:: Exercise directions ::
Restate every line of the material, word for word.

— Start of Supplied material —

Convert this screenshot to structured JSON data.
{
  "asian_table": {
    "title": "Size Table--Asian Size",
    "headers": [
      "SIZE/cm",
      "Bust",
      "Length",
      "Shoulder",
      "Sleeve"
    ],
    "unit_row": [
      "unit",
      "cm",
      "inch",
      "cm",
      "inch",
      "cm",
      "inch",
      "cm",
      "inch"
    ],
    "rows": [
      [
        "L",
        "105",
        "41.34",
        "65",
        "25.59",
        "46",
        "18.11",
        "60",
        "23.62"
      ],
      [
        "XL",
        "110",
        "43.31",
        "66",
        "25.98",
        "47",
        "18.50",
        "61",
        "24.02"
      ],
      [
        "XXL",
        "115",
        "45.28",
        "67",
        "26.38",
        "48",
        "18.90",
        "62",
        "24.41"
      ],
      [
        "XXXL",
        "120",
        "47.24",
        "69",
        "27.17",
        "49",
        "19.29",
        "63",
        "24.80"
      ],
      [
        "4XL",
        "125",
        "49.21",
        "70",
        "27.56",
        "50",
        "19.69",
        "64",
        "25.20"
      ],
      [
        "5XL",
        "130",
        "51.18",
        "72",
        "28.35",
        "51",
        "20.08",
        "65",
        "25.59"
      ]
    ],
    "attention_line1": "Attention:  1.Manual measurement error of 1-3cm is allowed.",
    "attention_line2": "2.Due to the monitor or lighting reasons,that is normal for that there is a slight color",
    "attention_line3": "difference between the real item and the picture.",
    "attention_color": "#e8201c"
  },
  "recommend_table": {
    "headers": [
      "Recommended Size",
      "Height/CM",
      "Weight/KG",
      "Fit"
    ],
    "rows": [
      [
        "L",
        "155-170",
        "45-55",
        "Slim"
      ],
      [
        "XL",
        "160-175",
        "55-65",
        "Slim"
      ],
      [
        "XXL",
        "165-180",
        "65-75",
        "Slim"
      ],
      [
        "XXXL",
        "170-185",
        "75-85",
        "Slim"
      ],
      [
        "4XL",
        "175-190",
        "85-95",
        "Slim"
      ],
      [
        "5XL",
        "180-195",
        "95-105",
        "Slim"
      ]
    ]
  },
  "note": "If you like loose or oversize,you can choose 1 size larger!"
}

— End of Supplied material —

:: Solution for this exercise ::
Convert this screenshot to structured JSON data.
{
  "asian_table": {
    "title": "Size Table--Asian Size",
    "headers": [
      "SIZE/cm",
      "Bust",
      "Length",
      "Shoulder",
      "Sleeve"
    ],
    "unit_row": [
      "unit",
      "cm",
      "inch",
      "cm",
      "inch",
      "cm",
      "inch",
      "cm",
      "inch"
    ],
    "rows": [
      [
        "L",
        "105",
        "41.34",
        "65",
        "25.59",
        "46",
        "18.11",
        "60",
        "23.62"
      ],
      [
        "XL",
        "110",
        "43.31",
        "66",
        "25.98",
        "47",
        "18.50",
        "61",
        "24.02"
      ],
      [
        "XXL",
        "115",
        "45.28",
        "67",
        "26.38",
        "48",
        "18.90",
        "62",
        "24.41"
      ],
      [
        "XXXL",
        "120",
        "47.24",
        "69",
        "27.17",
        "49",
        "19.29",
        "63",
        "24.80"
      ],
      [
        "4XL",
        "125",
        "49.21",
        "70",
        "27.56",
        "50",
        "19.69",
        "64",
        "25.20"
      ],
      [
        "5XL",
        "130",
        "51.18",
        "72",
        "28.35",
        "51",
        "20.08",
        "65",
        "25.59"
      ]
    ],
    "attention_line1": "Attention:  1.Manual measurement error of 1-3cm is allowed.",
    "attention_line2": "2.Due to the monitor or lighting reasons,that is normal for that there is a slight color",
    "attention_line3": "difference between the real item and the picture.",
    "attention_color": "#e8201c"
  },
  "recommend_table": {
    "headers": [
      "Recommended Size",
      "Height/CM",
      "Weight/KG",
      "Fit"
    ],
    "rows": [
      [
        "L",
        "155-170",
        "45-55",
        "Slim"
      ],
      [
        "XL",
        "160-175",
        "55-65",
        "Slim"
      ],
      [
        "XXL",
        "165-180",
        "65-75",
        "Slim"
      ],
      [
        "XXXL",
        "170-185",
        "75-85",
        "Slim"
      ],
      [
        "4XL",
        "175-190",
        "85-95",
        "Slim"
      ],
      [
        "5XL",
        "180-195",
        "95-105",
        "Slim"
      ]
    ]
  },
  "note": "If you like loose or oversize,you can choose 1 size larger!"
}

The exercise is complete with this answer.